_Given exercise_
Provide only the number of lines in the data below that contain the string "MARKETING".

[Rows from a figure dataset]
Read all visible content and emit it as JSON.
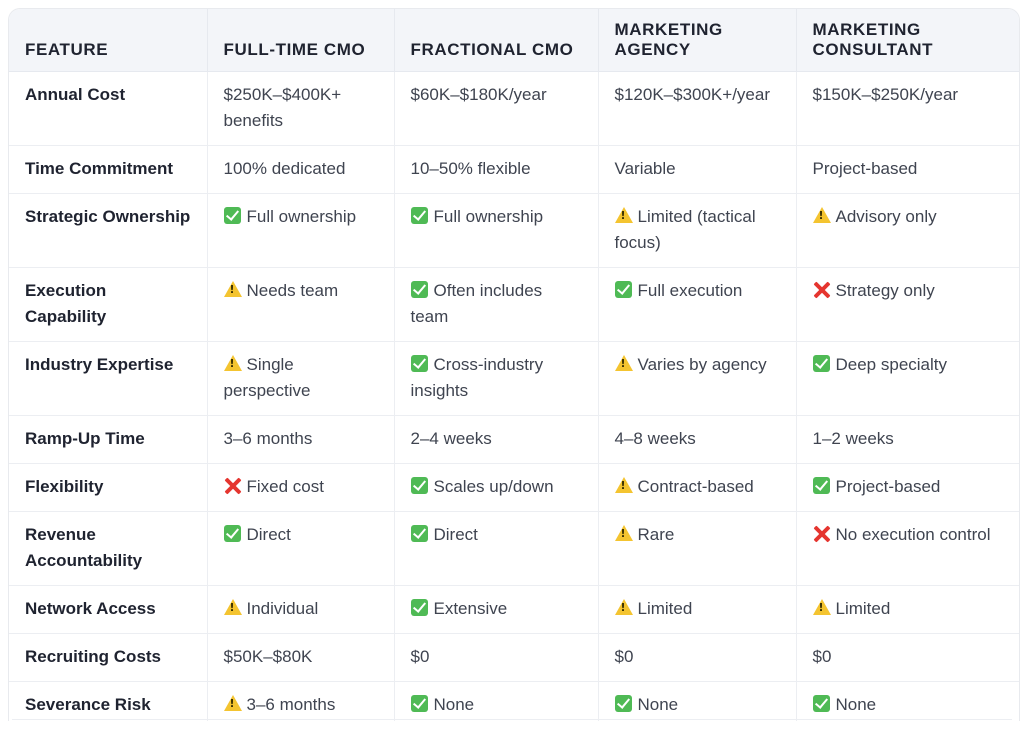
{
  "table": {
    "headers": [
      "FEATURE",
      "FULL-TIME CMO",
      "FRACTIONAL CMO",
      "MARKETING AGENCY",
      "MARKETING CONSULTANT"
    ],
    "rows": [
      {
        "feature": "Annual Cost",
        "cells": [
          {
            "icon": "",
            "text": "$250K–$400K+ benefits"
          },
          {
            "icon": "",
            "text": "$60K–$180K/year"
          },
          {
            "icon": "",
            "text": "$120K–$300K+/year"
          },
          {
            "icon": "",
            "text": "$150K–$250K/year"
          }
        ]
      },
      {
        "feature": "Time Commitment",
        "cells": [
          {
            "icon": "",
            "text": "100% dedicated"
          },
          {
            "icon": "",
            "text": "10–50% flexible"
          },
          {
            "icon": "",
            "text": "Variable"
          },
          {
            "icon": "",
            "text": "Project-based"
          }
        ]
      },
      {
        "feature": "Strategic Ownership",
        "cells": [
          {
            "icon": "check",
            "text": "Full ownership"
          },
          {
            "icon": "check",
            "text": "Full ownership"
          },
          {
            "icon": "warning",
            "text": "Limited (tactical focus)"
          },
          {
            "icon": "warning",
            "text": "Advisory only"
          }
        ]
      },
      {
        "feature": "Execution Capability",
        "cells": [
          {
            "icon": "warning",
            "text": "Needs team"
          },
          {
            "icon": "check",
            "text": "Often includes team"
          },
          {
            "icon": "check",
            "text": "Full execution"
          },
          {
            "icon": "cross",
            "text": "Strategy only"
          }
        ]
      },
      {
        "feature": "Industry Expertise",
        "cells": [
          {
            "icon": "warning",
            "text": "Single perspective"
          },
          {
            "icon": "check",
            "text": "Cross-industry insights"
          },
          {
            "icon": "warning",
            "text": "Varies by agency"
          },
          {
            "icon": "check",
            "text": "Deep specialty"
          }
        ]
      },
      {
        "feature": "Ramp-Up Time",
        "cells": [
          {
            "icon": "",
            "text": "3–6 months"
          },
          {
            "icon": "",
            "text": "2–4 weeks"
          },
          {
            "icon": "",
            "text": "4–8 weeks"
          },
          {
            "icon": "",
            "text": "1–2 weeks"
          }
        ]
      },
      {
        "feature": "Flexibility",
        "cells": [
          {
            "icon": "cross",
            "text": "Fixed cost"
          },
          {
            "icon": "check",
            "text": "Scales up/down"
          },
          {
            "icon": "warning",
            "text": "Contract-based"
          },
          {
            "icon": "check",
            "text": "Project-based"
          }
        ]
      },
      {
        "feature": "Revenue Accountability",
        "cells": [
          {
            "icon": "check",
            "text": "Direct"
          },
          {
            "icon": "check",
            "text": "Direct"
          },
          {
            "icon": "warning",
            "text": "Rare"
          },
          {
            "icon": "cross",
            "text": "No execution control"
          }
        ]
      },
      {
        "feature": "Network Access",
        "cells": [
          {
            "icon": "warning",
            "text": "Individual"
          },
          {
            "icon": "check",
            "text": "Extensive"
          },
          {
            "icon": "warning",
            "text": "Limited"
          },
          {
            "icon": "warning",
            "text": "Limited"
          }
        ]
      },
      {
        "feature": "Recruiting Costs",
        "cells": [
          {
            "icon": "",
            "text": "$50K–$80K"
          },
          {
            "icon": "",
            "text": "$0"
          },
          {
            "icon": "",
            "text": "$0"
          },
          {
            "icon": "",
            "text": "$0"
          }
        ]
      },
      {
        "feature": "Severance Risk",
        "cells": [
          {
            "icon": "warning",
            "text": "3–6 months"
          },
          {
            "icon": "check",
            "text": "None"
          },
          {
            "icon": "check",
            "text": "None"
          },
          {
            "icon": "check",
            "text": "None"
          }
        ]
      }
    ]
  },
  "colors": {
    "header_bg": "#f3f5f9",
    "border": "#eceef2",
    "check_green": "#4fba55",
    "warning_yellow": "#f4c430",
    "cross_red": "#e5352f",
    "feature_text": "#1f2330",
    "cell_text": "#3f4450"
  }
}
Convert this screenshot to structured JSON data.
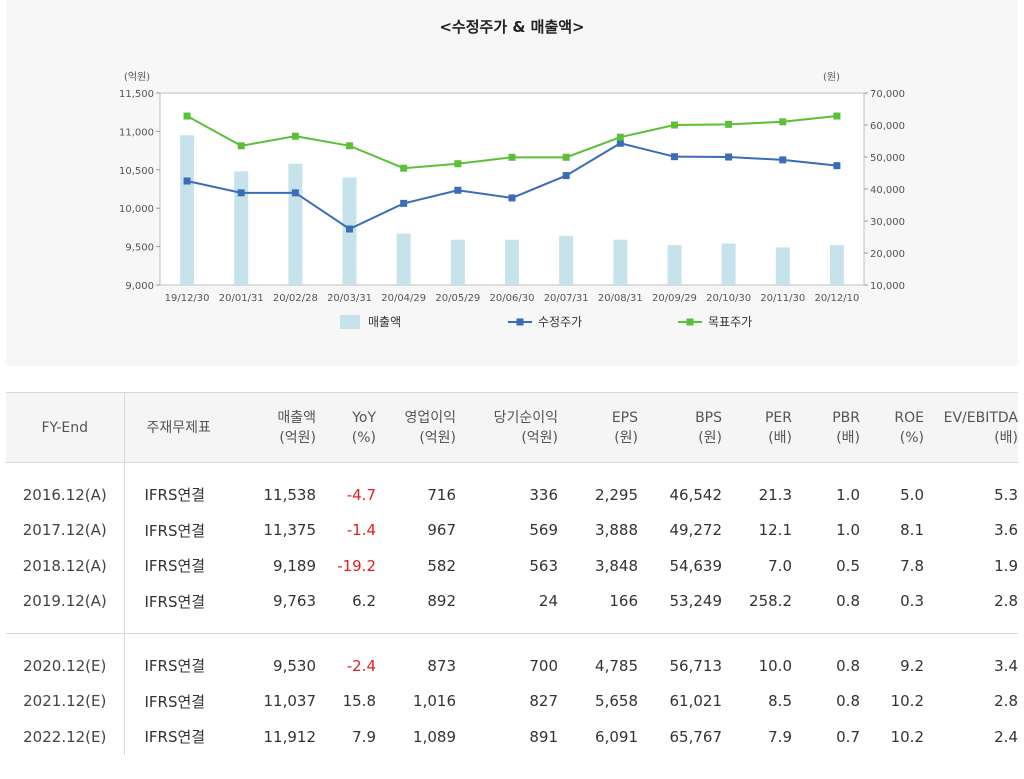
{
  "chart_data": {
    "type": "bar+line",
    "title": "<수정주가 & 매출액>",
    "left_axis_unit": "(억원)",
    "right_axis_unit": "(원)",
    "left_ylim": [
      9000,
      11500
    ],
    "left_ticks": [
      "11,500",
      "11,000",
      "10,500",
      "10,000",
      "9,500",
      "9,000"
    ],
    "right_ylim": [
      10000,
      70000
    ],
    "right_ticks": [
      "70,000",
      "60,000",
      "50,000",
      "40,000",
      "30,000",
      "20,000",
      "10,000"
    ],
    "categories": [
      "19/12/30",
      "20/01/31",
      "20/02/28",
      "20/03/31",
      "20/04/29",
      "20/05/29",
      "20/06/30",
      "20/07/31",
      "20/08/31",
      "20/09/29",
      "20/10/30",
      "20/11/30",
      "20/12/10"
    ],
    "series": [
      {
        "name": "매출액",
        "kind": "bar",
        "axis": "left",
        "color": "#c6e3ec",
        "values": [
          10950,
          10480,
          10580,
          10400,
          9670,
          9590,
          9590,
          9640,
          9590,
          9520,
          9540,
          9490,
          9520
        ]
      },
      {
        "name": "수정주가",
        "kind": "line",
        "axis": "right",
        "color": "#3a6db5",
        "values": [
          42500,
          38800,
          38800,
          27500,
          35500,
          39600,
          37200,
          44200,
          54300,
          50100,
          50000,
          49100,
          47300
        ]
      },
      {
        "name": "목표주가",
        "kind": "line",
        "axis": "right",
        "color": "#5cbf3a",
        "values": [
          62800,
          53500,
          56500,
          53500,
          46500,
          47900,
          49900,
          49900,
          56200,
          60000,
          60200,
          61000,
          62800
        ]
      }
    ],
    "grid": false,
    "legend_position": "bottom"
  },
  "table": {
    "headers": [
      {
        "label": "FY-End",
        "unit": ""
      },
      {
        "label": "주재무제표",
        "unit": ""
      },
      {
        "label": "매출액",
        "unit": "(억원)"
      },
      {
        "label": "YoY",
        "unit": "(%)"
      },
      {
        "label": "영업이익",
        "unit": "(억원)"
      },
      {
        "label": "당기순이익",
        "unit": "(억원)"
      },
      {
        "label": "EPS",
        "unit": "(원)"
      },
      {
        "label": "BPS",
        "unit": "(원)"
      },
      {
        "label": "PER",
        "unit": "(배)"
      },
      {
        "label": "PBR",
        "unit": "(배)"
      },
      {
        "label": "ROE",
        "unit": "(%)"
      },
      {
        "label": "EV/EBITDA",
        "unit": "(배)"
      }
    ],
    "actual_rows": [
      [
        "2016.12(A)",
        "IFRS연결",
        "11,538",
        "-4.7",
        "716",
        "336",
        "2,295",
        "46,542",
        "21.3",
        "1.0",
        "5.0",
        "5.3"
      ],
      [
        "2017.12(A)",
        "IFRS연결",
        "11,375",
        "-1.4",
        "967",
        "569",
        "3,888",
        "49,272",
        "12.1",
        "1.0",
        "8.1",
        "3.6"
      ],
      [
        "2018.12(A)",
        "IFRS연결",
        "9,189",
        "-19.2",
        "582",
        "563",
        "3,848",
        "54,639",
        "7.0",
        "0.5",
        "7.8",
        "1.9"
      ],
      [
        "2019.12(A)",
        "IFRS연결",
        "9,763",
        "6.2",
        "892",
        "24",
        "166",
        "53,249",
        "258.2",
        "0.8",
        "0.3",
        "2.8"
      ]
    ],
    "estimate_rows": [
      [
        "2020.12(E)",
        "IFRS연결",
        "9,530",
        "-2.4",
        "873",
        "700",
        "4,785",
        "56,713",
        "10.0",
        "0.8",
        "9.2",
        "3.4"
      ],
      [
        "2021.12(E)",
        "IFRS연결",
        "11,037",
        "15.8",
        "1,016",
        "827",
        "5,658",
        "61,021",
        "8.5",
        "0.8",
        "10.2",
        "2.8"
      ],
      [
        "2022.12(E)",
        "IFRS연결",
        "11,912",
        "7.9",
        "1,089",
        "891",
        "6,091",
        "65,767",
        "7.9",
        "0.7",
        "10.2",
        "2.4"
      ]
    ]
  }
}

_Exercise solution_
2